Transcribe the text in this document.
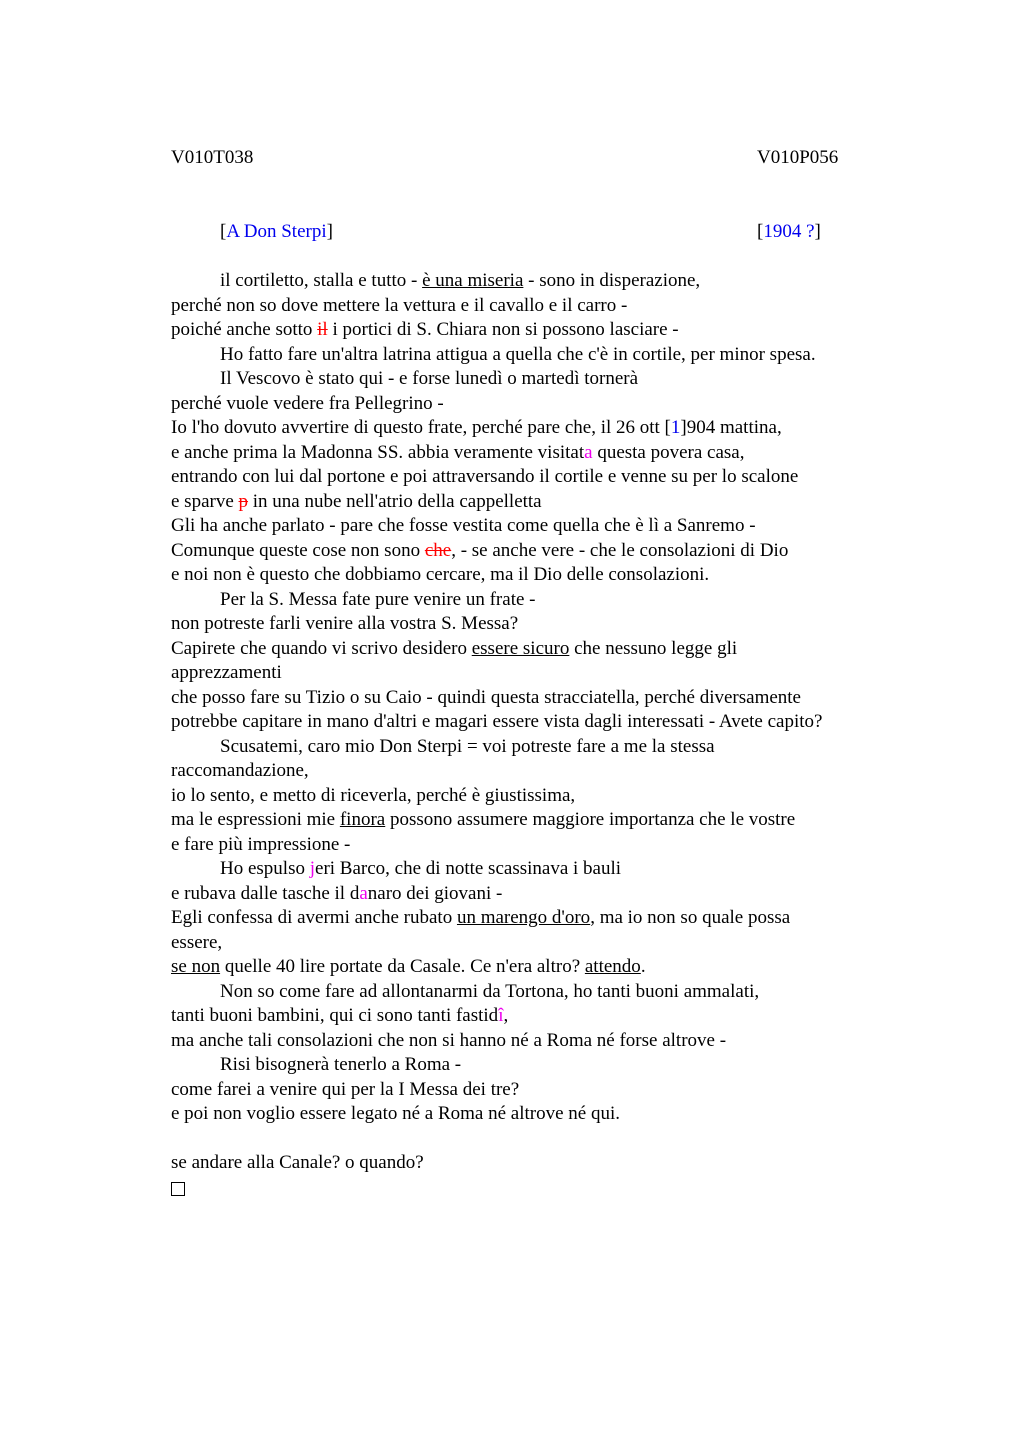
V010T038	V010P056
[A Don Sterpi]	[1904 ?]
il cortiletto, stalla e tutto - è una miseria - sono in disperazione,
perché non so dove mettere la vettura e il cavallo e il carro -
poiché anche sotto il i portici di S. Chiara non si possono lasciare -
Ho fatto fare un'altra latrina attigua a quella che c'è in cortile, per minor spesa.
Il Vescovo è stato qui - e forse lunedì o martedì tornerà
perché vuole vedere fra Pellegrino -
Io l'ho dovuto avvertire di questo frate, perché pare che, il 26 ott [1]904 mattina,
e anche prima la Madonna SS. abbia veramente visitata questa povera casa,
entrando con lui dal portone e poi attraversando il cortile e venne su per lo scalone
e sparve p in una nube nell'atrio della cappelletta
Gli ha anche parlato - pare che fosse vestita come quella che è lì a Sanremo -
Comunque queste cose non sono che, - se anche vere - che le consolazioni di Dio
e noi non è questo che dobbiamo cercare, ma il Dio delle consolazioni.
Per la S. Messa fate pure venire un frate -
non potreste farli venire alla vostra S. Messa?
Capirete che quando vi scrivo desidero essere sicuro che nessuno legge gli
apprezzamenti
che posso fare su Tizio o su Caio - quindi questa stracciatella, perché diversamente
potrebbe capitare in mano d'altri e magari essere vista dagli interessati - Avete capito?
Scusatemi, caro mio Don Sterpi = voi potreste fare a me la stessa
raccomandazione,
io lo sento, e metto di riceverla, perché è giustissima,
ma le espressioni mie finora possono assumere maggiore importanza che le vostre
e fare più impressione -
Ho espulso jeri Barco, che di notte scassinava i bauli
e rubava dalle tasche il danaro dei giovani -
Egli confessa di avermi anche rubato un marengo d'oro, ma io non so quale possa
essere,
se non quelle 40 lire portate da Casale. Ce n'era altro? attendo.
Non so come fare ad allontanarmi da Tortona, ho tanti buoni ammalati,
tanti buoni bambini, qui ci sono tanti fastidî,
ma anche tali consolazioni che non si hanno né a Roma né forse altrove -
Risi bisognerà tenerlo a Roma -
come farei a venire qui per la I Messa dei tre?
e poi non voglio essere legato né a Roma né altrove né qui.
se andare alla Canale? o quando?
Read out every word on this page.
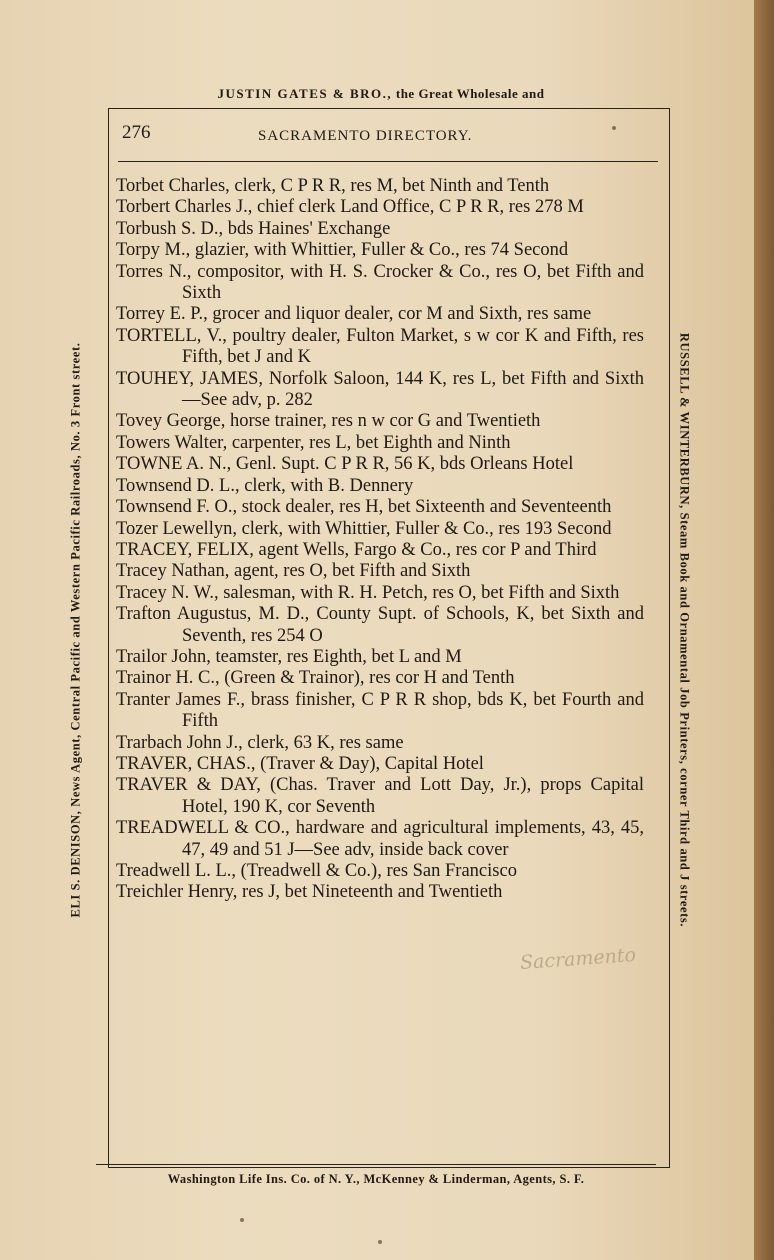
JUSTIN GATES & BRO., the Great Wholesale and
276	SACRAMENTO DIRECTORY.
Torbet Charles, clerk, C P R R, res M, bet Ninth and Tenth
Torbert Charles J., chief clerk Land Office, C P R R, res 278 M
Torbush S. D., bds Haines' Exchange
Torpy M., glazier, with Whittier, Fuller & Co., res 74 Second
Torres N., compositor, with H. S. Crocker & Co., res O, bet Fifth and Sixth
Torrey E. P., grocer and liquor dealer, cor M and Sixth, res same
TORTELL, V., poultry dealer, Fulton Market, s w cor K and Fifth, res Fifth, bet J and K
TOUHEY, JAMES, Norfolk Saloon, 144 K, res L, bet Fifth and Sixth—See adv, p. 282
Tovey George, horse trainer, res n w cor G and Twentieth
Towers Walter, carpenter, res L, bet Eighth and Ninth
TOWNE A. N., Genl. Supt. C P R R, 56 K, bds Orleans Hotel
Townsend D. L., clerk, with B. Dennery
Townsend F. O., stock dealer, res H, bet Sixteenth and Seventeenth
Tozer Lewellyn, clerk, with Whittier, Fuller & Co., res 193 Second
TRACEY, FELIX, agent Wells, Fargo & Co., res cor P and Third
Tracey Nathan, agent, res O, bet Fifth and Sixth
Tracey N. W., salesman, with R. H. Petch, res O, bet Fifth and Sixth
Trafton Augustus, M. D., County Supt. of Schools, K, bet Sixth and Seventh, res 254 O
Trailor John, teamster, res Eighth, bet L and M
Trainor H. C., (Green & Trainor), res cor H and Tenth
Tranter James F., brass finisher, C P R R shop, bds K, bet Fourth and Fifth
Trarbach John J., clerk, 63 K, res same
TRAVER, CHAS., (Traver & Day), Capital Hotel
TRAVER & DAY, (Chas. Traver and Lott Day, Jr.), props Capital Hotel, 190 K, cor Seventh
TREADWELL & CO., hardware and agricultural implements, 43, 45, 47, 49 and 51 J—See adv, inside back cover
Treadwell L. L., (Treadwell & Co.), res San Francisco
Treichler Henry, res J, bet Nineteenth and Twentieth
ELI S. DENISON, News Agent, Central Pacific and Western Pacific Railroads, No. 3 Front street.	RUSSELL & WINTERBURN, Steam Book and Ornamental Job Printers, corner Third and J streets.
Washington Life Ins. Co. of N. Y., McKenney & Linderman, Agents, S. F.
Sacramento
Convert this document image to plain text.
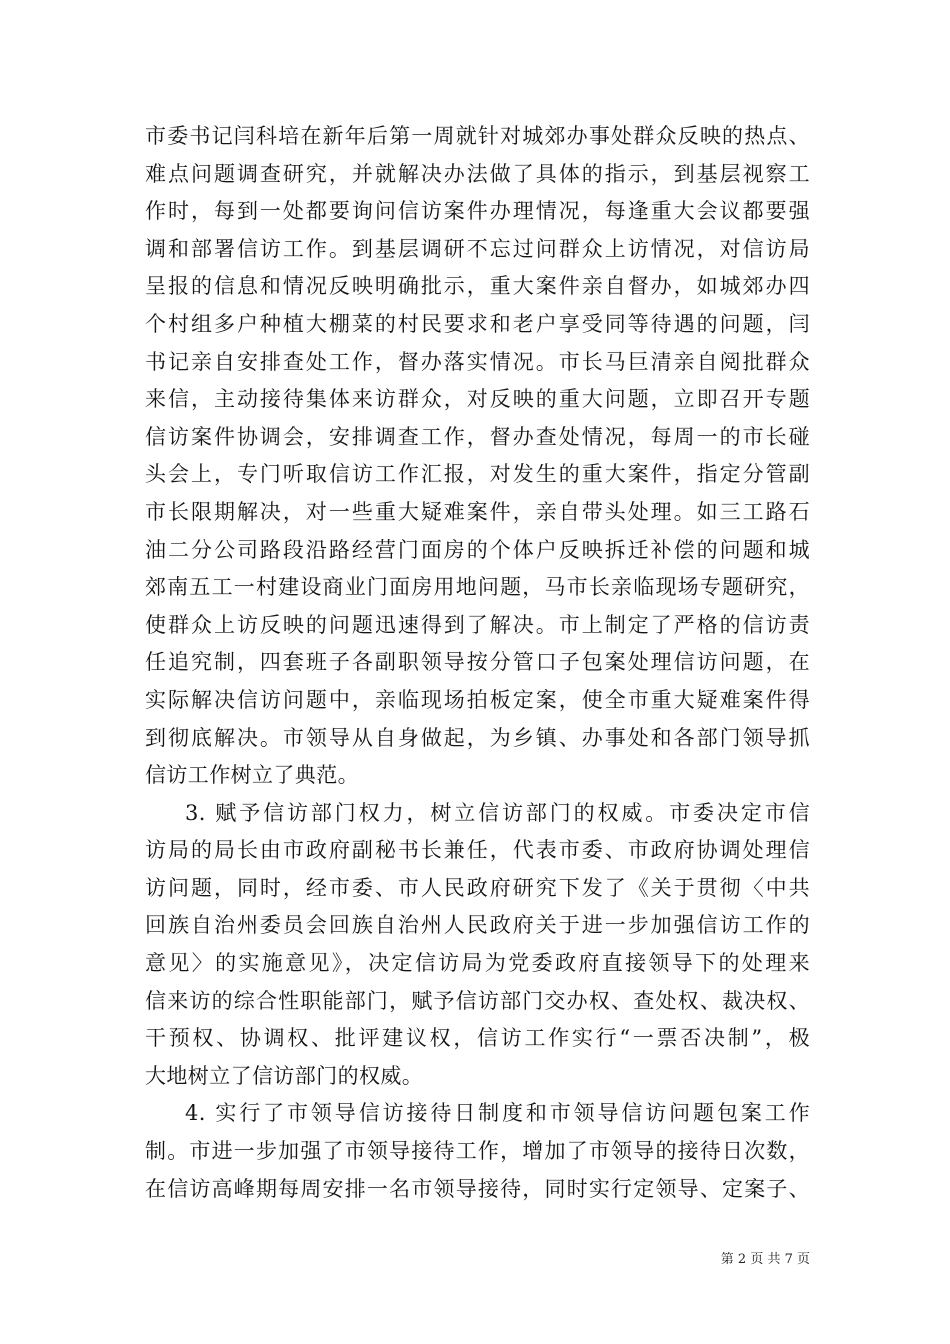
市委书记闫科培在新年后第一周就针对城郊办事处群众反映的热点、
难点问题调查研究，并就解决办法做了具体的指示，到基层视察工
作时，每到一处都要询问信访案件办理情况，每逢重大会议都要强
调和部署信访工作。到基层调研不忘过问群众上访情况，对信访局
呈报的信息和情况反映明确批示，重大案件亲自督办，如城郊办四
个村组多户种植大棚菜的村民要求和老户享受同等待遇的问题，闫
书记亲自安排查处工作，督办落实情况。市长马巨清亲自阅批群众
来信，主动接待集体来访群众，对反映的重大问题，立即召开专题
信访案件协调会，安排调查工作，督办查处情况，每周一的市长碰
头会上，专门听取信访工作汇报，对发生的重大案件，指定分管副
市长限期解决，对一些重大疑难案件，亲自带头处理。如三工路石
油二分公司路段沿路经营门面房的个体户反映拆迁补偿的问题和城
郊南五工一村建设商业门面房用地问题，马市长亲临现场专题研究，
使群众上访反映的问题迅速得到了解决。市上制定了严格的信访责
任追究制，四套班子各副职领导按分管口子包案处理信访问题，在
实际解决信访问题中，亲临现场拍板定案，使全市重大疑难案件得
到彻底解决。市领导从自身做起，为乡镇、办事处和各部门领导抓
信访工作树立了典范。
3. 赋予信访部门权力，树立信访部门的权威。市委决定市信
访局的局长由市政府副秘书长兼任，代表市委、市政府协调处理信
访问题，同时，经市委、市人民政府研究下发了《关于贯彻〈中共
回族自治州委员会回族自治州人民政府关于进一步加强信访工作的
意见〉的实施意见》，决定信访局为党委政府直接领导下的处理来
信来访的综合性职能部门，赋予信访部门交办权、查处权、裁决权、
干预权、协调权、批评建议权，信访工作实行“一票否决制”，极
大地树立了信访部门的权威。
4. 实行了市领导信访接待日制度和市领导信访问题包案工作
制。市进一步加强了市领导接待工作，增加了市领导的接待日次数，
在信访高峰期每周安排一名市领导接待，同时实行定领导、定案子、
第 2 页 共 7 页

= = = = =

• **Exercise task**
Give the number of lines in the entries that include the string "perché", and nothing more.

• **Expected output**
5